◆ **DATA SUPPLIED**
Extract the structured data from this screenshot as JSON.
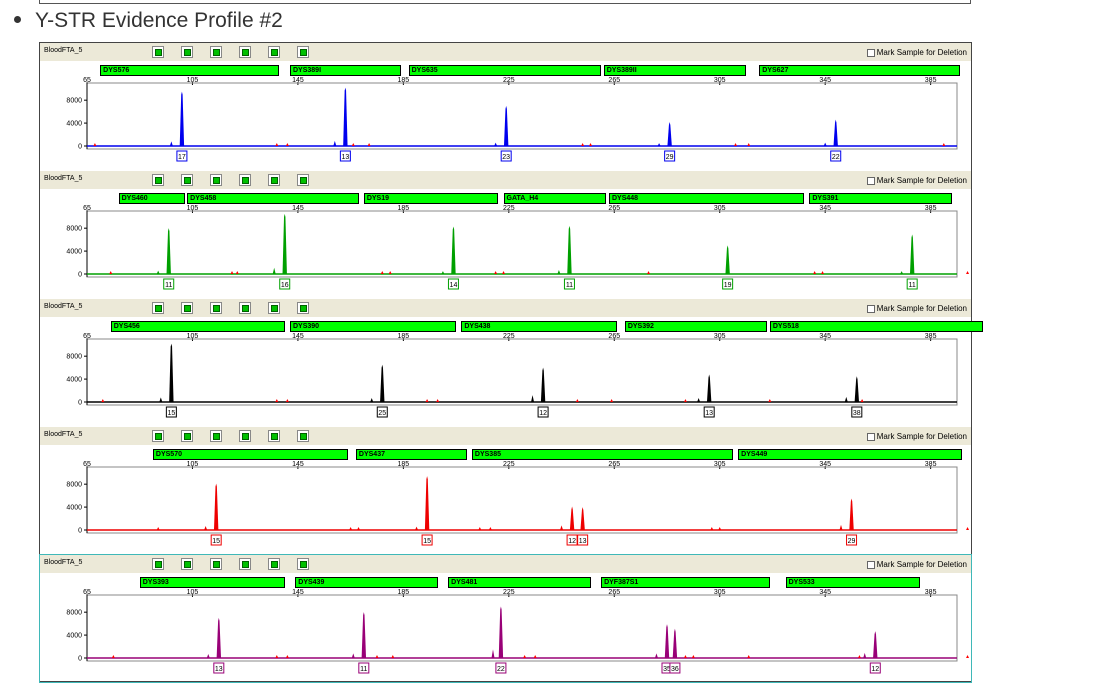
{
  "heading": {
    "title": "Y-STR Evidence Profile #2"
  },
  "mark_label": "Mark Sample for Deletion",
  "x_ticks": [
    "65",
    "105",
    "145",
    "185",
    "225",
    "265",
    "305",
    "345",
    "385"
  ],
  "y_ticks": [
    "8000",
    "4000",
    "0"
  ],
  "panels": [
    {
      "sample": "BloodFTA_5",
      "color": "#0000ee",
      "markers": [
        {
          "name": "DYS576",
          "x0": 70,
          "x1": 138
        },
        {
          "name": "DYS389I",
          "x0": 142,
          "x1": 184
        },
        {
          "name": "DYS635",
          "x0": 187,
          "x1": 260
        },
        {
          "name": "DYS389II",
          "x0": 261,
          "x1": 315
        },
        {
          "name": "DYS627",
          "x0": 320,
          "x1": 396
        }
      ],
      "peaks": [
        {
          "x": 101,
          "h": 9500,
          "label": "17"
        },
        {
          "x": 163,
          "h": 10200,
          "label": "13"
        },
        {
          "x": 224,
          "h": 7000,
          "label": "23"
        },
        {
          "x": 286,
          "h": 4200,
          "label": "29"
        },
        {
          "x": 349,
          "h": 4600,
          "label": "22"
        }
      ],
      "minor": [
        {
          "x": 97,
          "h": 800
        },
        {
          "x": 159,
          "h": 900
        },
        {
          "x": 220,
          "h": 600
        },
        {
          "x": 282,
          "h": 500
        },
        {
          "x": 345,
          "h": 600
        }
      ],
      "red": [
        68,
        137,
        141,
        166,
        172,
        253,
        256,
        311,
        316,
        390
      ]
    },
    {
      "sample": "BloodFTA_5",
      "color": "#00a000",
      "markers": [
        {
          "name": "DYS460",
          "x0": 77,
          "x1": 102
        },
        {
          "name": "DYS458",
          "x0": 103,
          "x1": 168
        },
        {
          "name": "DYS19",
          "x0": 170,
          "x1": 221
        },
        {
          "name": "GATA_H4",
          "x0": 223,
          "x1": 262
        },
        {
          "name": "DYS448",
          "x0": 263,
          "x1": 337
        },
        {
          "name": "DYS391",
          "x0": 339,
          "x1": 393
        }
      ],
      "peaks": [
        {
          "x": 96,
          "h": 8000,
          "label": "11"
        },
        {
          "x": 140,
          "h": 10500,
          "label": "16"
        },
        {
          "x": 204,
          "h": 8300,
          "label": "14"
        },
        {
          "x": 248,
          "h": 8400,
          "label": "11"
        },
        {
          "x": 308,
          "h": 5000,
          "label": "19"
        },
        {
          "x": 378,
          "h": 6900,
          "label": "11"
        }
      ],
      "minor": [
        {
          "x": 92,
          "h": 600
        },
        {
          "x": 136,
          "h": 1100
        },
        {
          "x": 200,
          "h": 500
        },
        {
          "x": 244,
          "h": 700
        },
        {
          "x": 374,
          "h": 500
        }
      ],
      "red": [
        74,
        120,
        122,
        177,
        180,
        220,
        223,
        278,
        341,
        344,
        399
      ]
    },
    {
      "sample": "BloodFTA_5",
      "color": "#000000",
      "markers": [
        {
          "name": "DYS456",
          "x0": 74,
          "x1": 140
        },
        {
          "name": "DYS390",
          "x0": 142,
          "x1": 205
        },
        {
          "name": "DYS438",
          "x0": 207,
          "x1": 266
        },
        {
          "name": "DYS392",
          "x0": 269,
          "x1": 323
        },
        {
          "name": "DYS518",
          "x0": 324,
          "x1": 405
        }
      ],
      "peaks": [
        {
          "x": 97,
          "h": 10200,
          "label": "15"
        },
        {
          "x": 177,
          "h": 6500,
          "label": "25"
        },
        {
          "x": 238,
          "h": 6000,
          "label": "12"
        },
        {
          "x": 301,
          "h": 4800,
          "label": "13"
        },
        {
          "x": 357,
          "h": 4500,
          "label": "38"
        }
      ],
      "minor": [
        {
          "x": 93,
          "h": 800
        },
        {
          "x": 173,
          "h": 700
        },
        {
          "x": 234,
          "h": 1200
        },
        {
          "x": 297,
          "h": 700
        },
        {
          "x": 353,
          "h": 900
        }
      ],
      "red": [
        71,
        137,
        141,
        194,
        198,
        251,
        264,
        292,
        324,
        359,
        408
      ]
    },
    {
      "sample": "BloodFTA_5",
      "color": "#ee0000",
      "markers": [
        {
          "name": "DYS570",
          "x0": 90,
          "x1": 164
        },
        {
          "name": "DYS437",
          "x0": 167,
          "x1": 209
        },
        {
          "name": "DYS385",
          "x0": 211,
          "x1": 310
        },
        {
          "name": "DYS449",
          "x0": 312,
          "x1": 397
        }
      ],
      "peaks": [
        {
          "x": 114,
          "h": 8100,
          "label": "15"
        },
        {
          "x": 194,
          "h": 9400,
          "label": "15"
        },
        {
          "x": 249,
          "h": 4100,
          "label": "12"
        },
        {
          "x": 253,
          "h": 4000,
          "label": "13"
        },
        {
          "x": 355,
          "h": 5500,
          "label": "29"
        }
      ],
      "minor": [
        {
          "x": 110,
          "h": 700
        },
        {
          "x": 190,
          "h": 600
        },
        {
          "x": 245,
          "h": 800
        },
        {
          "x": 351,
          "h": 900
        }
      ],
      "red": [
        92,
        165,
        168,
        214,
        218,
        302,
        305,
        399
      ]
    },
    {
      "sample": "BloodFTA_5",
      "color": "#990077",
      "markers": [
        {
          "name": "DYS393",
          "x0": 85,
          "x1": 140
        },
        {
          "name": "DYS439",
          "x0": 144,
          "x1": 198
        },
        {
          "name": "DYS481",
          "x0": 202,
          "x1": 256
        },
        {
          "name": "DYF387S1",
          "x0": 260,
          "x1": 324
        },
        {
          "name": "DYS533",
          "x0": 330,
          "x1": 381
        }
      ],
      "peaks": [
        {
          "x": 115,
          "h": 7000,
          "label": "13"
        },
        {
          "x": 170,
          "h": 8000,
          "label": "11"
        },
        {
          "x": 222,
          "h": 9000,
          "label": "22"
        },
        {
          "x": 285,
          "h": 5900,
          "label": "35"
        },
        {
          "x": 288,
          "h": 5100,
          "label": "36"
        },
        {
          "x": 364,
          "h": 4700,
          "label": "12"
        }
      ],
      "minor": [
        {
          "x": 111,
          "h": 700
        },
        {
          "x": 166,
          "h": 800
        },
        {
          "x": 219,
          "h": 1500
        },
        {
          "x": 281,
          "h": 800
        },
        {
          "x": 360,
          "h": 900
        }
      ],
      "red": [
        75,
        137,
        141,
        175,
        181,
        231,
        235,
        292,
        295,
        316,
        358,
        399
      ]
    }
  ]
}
* * *
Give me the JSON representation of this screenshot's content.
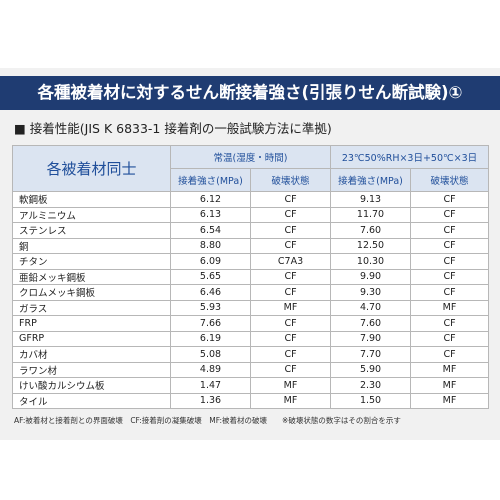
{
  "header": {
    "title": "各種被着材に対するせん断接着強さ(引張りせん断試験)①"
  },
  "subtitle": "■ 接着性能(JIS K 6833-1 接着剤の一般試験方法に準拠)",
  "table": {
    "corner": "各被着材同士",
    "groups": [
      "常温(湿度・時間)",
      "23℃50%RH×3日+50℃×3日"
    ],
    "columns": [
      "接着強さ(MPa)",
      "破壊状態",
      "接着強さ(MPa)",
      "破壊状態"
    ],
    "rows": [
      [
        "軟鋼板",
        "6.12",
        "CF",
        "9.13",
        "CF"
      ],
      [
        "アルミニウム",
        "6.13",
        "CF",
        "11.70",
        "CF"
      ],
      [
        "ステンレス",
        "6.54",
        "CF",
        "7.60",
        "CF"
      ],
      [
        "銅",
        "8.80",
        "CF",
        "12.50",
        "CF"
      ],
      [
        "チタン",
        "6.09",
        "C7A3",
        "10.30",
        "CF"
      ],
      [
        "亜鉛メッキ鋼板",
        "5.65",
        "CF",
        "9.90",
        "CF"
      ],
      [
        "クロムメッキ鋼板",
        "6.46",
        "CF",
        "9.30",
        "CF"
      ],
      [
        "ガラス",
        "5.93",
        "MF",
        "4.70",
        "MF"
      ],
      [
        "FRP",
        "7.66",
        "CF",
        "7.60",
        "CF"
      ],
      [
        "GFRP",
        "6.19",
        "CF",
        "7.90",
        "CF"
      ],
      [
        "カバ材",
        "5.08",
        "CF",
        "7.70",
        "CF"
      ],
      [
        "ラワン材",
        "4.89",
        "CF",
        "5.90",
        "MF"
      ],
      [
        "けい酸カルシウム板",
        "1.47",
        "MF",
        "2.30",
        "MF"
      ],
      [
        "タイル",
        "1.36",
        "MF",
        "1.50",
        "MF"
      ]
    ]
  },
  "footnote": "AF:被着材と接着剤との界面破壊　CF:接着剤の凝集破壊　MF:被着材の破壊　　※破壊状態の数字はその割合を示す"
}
--
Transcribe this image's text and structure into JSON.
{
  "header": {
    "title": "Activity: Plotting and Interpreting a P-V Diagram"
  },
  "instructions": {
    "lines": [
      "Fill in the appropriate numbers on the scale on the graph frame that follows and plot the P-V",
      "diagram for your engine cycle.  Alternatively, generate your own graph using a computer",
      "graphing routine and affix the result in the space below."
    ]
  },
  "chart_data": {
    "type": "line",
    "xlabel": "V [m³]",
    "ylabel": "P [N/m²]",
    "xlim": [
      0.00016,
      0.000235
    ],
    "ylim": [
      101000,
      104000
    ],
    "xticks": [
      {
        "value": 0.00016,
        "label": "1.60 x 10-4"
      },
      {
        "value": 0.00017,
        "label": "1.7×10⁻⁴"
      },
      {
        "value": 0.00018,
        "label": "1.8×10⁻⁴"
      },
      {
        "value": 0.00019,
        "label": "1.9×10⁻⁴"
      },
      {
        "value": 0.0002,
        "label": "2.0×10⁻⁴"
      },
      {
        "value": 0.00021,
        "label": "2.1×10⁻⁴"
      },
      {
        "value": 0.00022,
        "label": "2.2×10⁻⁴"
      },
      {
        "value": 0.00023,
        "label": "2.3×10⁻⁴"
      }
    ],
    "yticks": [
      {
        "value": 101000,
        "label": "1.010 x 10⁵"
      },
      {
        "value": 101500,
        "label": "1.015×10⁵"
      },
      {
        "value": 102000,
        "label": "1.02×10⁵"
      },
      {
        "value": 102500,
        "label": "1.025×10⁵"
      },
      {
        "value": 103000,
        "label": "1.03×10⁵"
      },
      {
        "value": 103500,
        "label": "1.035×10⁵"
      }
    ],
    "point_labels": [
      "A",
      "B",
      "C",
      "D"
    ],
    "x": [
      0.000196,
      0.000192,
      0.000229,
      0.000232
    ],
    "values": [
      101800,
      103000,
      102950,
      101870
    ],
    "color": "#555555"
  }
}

◆ **BRIEF**
From the data above, copy each line that holds "this".

◆ **FULL RESPONSE**
Extract the structured data from this screenshot as JSON.
Give me the JSON representation of this screenshot's content.
Transcribe this image's text and structure into JSON.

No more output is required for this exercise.